> Task directions: Below is a listing to transcribe in full and exactly; keep the pictures out.

> Material:
◇ ◇ ◇ ◇
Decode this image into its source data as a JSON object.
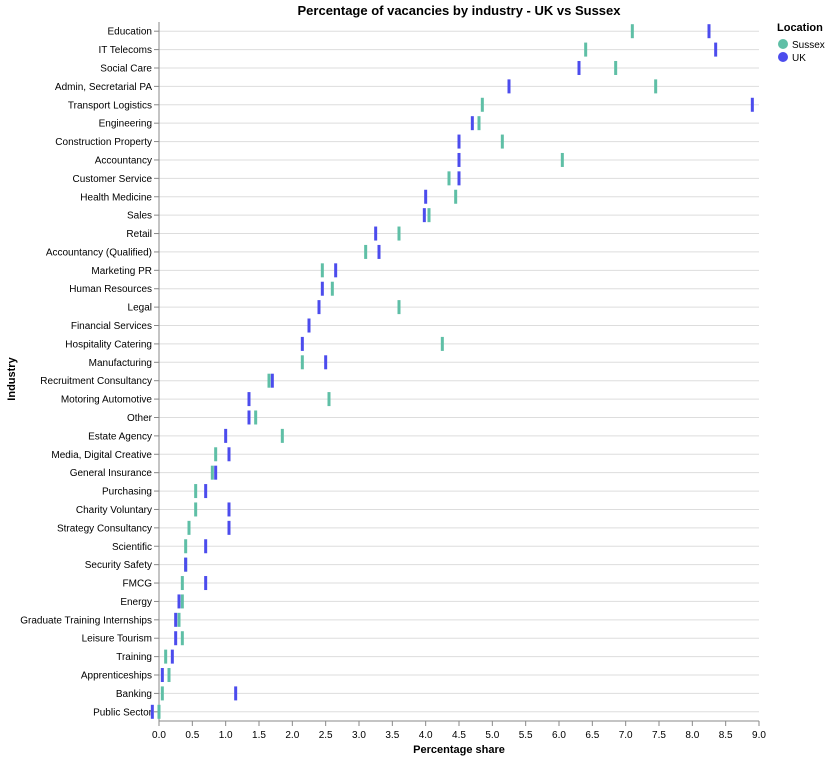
{
  "chart_data": {
    "type": "tick",
    "title": "Percentage of vacancies by industry - UK vs Sussex",
    "xlabel": "Percentage share",
    "ylabel": "Industry",
    "xlim": [
      0,
      9
    ],
    "x_ticks": [
      "0.0",
      "0.5",
      "1.0",
      "1.5",
      "2.0",
      "2.5",
      "3.0",
      "3.5",
      "4.0",
      "4.5",
      "5.0",
      "5.5",
      "6.0",
      "6.5",
      "7.0",
      "7.5",
      "8.0",
      "8.5",
      "9.0"
    ],
    "grid": true,
    "legend": {
      "title": "Location",
      "placement": "top-right"
    },
    "categories": [
      "Education",
      "IT Telecoms",
      "Social Care",
      "Admin, Secretarial PA",
      "Transport Logistics",
      "Engineering",
      "Construction Property",
      "Accountancy",
      "Customer Service",
      "Health Medicine",
      "Sales",
      "Retail",
      "Accountancy (Qualified)",
      "Marketing PR",
      "Human Resources",
      "Legal",
      "Financial Services",
      "Hospitality Catering",
      "Manufacturing",
      "Recruitment Consultancy",
      "Motoring Automotive",
      "Other",
      "Estate Agency",
      "Media, Digital Creative",
      "General Insurance",
      "Purchasing",
      "Charity Voluntary",
      "Strategy Consultancy",
      "Scientific",
      "Security Safety",
      "FMCG",
      "Energy",
      "Graduate Training Internships",
      "Leisure Tourism",
      "Training",
      "Apprenticeships",
      "Banking",
      "Public Sector"
    ],
    "series": [
      {
        "name": "Sussex",
        "color": "#5fbfa6",
        "values": [
          7.1,
          6.4,
          6.85,
          7.45,
          4.85,
          4.8,
          5.15,
          6.05,
          4.35,
          4.45,
          4.05,
          3.6,
          3.1,
          2.45,
          2.6,
          3.6,
          2.25,
          4.25,
          2.15,
          1.65,
          2.55,
          1.45,
          1.85,
          0.85,
          0.8,
          0.55,
          0.55,
          0.45,
          0.4,
          0.4,
          0.35,
          0.35,
          0.3,
          0.35,
          0.1,
          0.15,
          0.05,
          0.0
        ]
      },
      {
        "name": "UK",
        "color": "#4c4ced",
        "values": [
          8.25,
          8.35,
          6.3,
          5.25,
          8.9,
          4.7,
          4.5,
          4.5,
          4.5,
          4.0,
          3.98,
          3.25,
          3.3,
          2.65,
          2.45,
          2.4,
          2.25,
          2.15,
          2.5,
          1.7,
          1.35,
          1.35,
          1.0,
          1.05,
          0.85,
          0.7,
          1.05,
          1.05,
          0.7,
          0.4,
          0.7,
          0.3,
          0.25,
          0.25,
          0.2,
          0.05,
          1.15,
          -0.1
        ]
      }
    ]
  }
}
◇ ◇ ◇ ◇
> Result:
Decode this image into its source data as a JSON object.
{
  "chart_data": {
    "type": "tick",
    "title": "Percentage of vacancies by industry - UK vs Sussex",
    "xlabel": "Percentage share",
    "ylabel": "Industry",
    "xlim": [
      0,
      9
    ],
    "x_ticks": [
      "0.0",
      "0.5",
      "1.0",
      "1.5",
      "2.0",
      "2.5",
      "3.0",
      "3.5",
      "4.0",
      "4.5",
      "5.0",
      "5.5",
      "6.0",
      "6.5",
      "7.0",
      "7.5",
      "8.0",
      "8.5",
      "9.0"
    ],
    "grid": true,
    "legend": {
      "title": "Location",
      "placement": "top-right"
    },
    "categories": [
      "Education",
      "IT Telecoms",
      "Social Care",
      "Admin, Secretarial PA",
      "Transport Logistics",
      "Engineering",
      "Construction Property",
      "Accountancy",
      "Customer Service",
      "Health Medicine",
      "Sales",
      "Retail",
      "Accountancy (Qualified)",
      "Marketing PR",
      "Human Resources",
      "Legal",
      "Financial Services",
      "Hospitality Catering",
      "Manufacturing",
      "Recruitment Consultancy",
      "Motoring Automotive",
      "Other",
      "Estate Agency",
      "Media, Digital Creative",
      "General Insurance",
      "Purchasing",
      "Charity Voluntary",
      "Strategy Consultancy",
      "Scientific",
      "Security Safety",
      "FMCG",
      "Energy",
      "Graduate Training Internships",
      "Leisure Tourism",
      "Training",
      "Apprenticeships",
      "Banking",
      "Public Sector"
    ],
    "series": [
      {
        "name": "Sussex",
        "color": "#5fbfa6",
        "values": [
          7.1,
          6.4,
          6.85,
          7.45,
          4.85,
          4.8,
          5.15,
          6.05,
          4.35,
          4.45,
          4.05,
          3.6,
          3.1,
          2.45,
          2.6,
          3.6,
          2.25,
          4.25,
          2.15,
          1.65,
          2.55,
          1.45,
          1.85,
          0.85,
          0.8,
          0.55,
          0.55,
          0.45,
          0.4,
          0.4,
          0.35,
          0.35,
          0.3,
          0.35,
          0.1,
          0.15,
          0.05,
          0.0
        ]
      },
      {
        "name": "UK",
        "color": "#4c4ced",
        "values": [
          8.25,
          8.35,
          6.3,
          5.25,
          8.9,
          4.7,
          4.5,
          4.5,
          4.5,
          4.0,
          3.98,
          3.25,
          3.3,
          2.65,
          2.45,
          2.4,
          2.25,
          2.15,
          2.5,
          1.7,
          1.35,
          1.35,
          1.0,
          1.05,
          0.85,
          0.7,
          1.05,
          1.05,
          0.7,
          0.4,
          0.7,
          0.3,
          0.25,
          0.25,
          0.2,
          0.05,
          1.15,
          -0.1
        ]
      }
    ]
  }
}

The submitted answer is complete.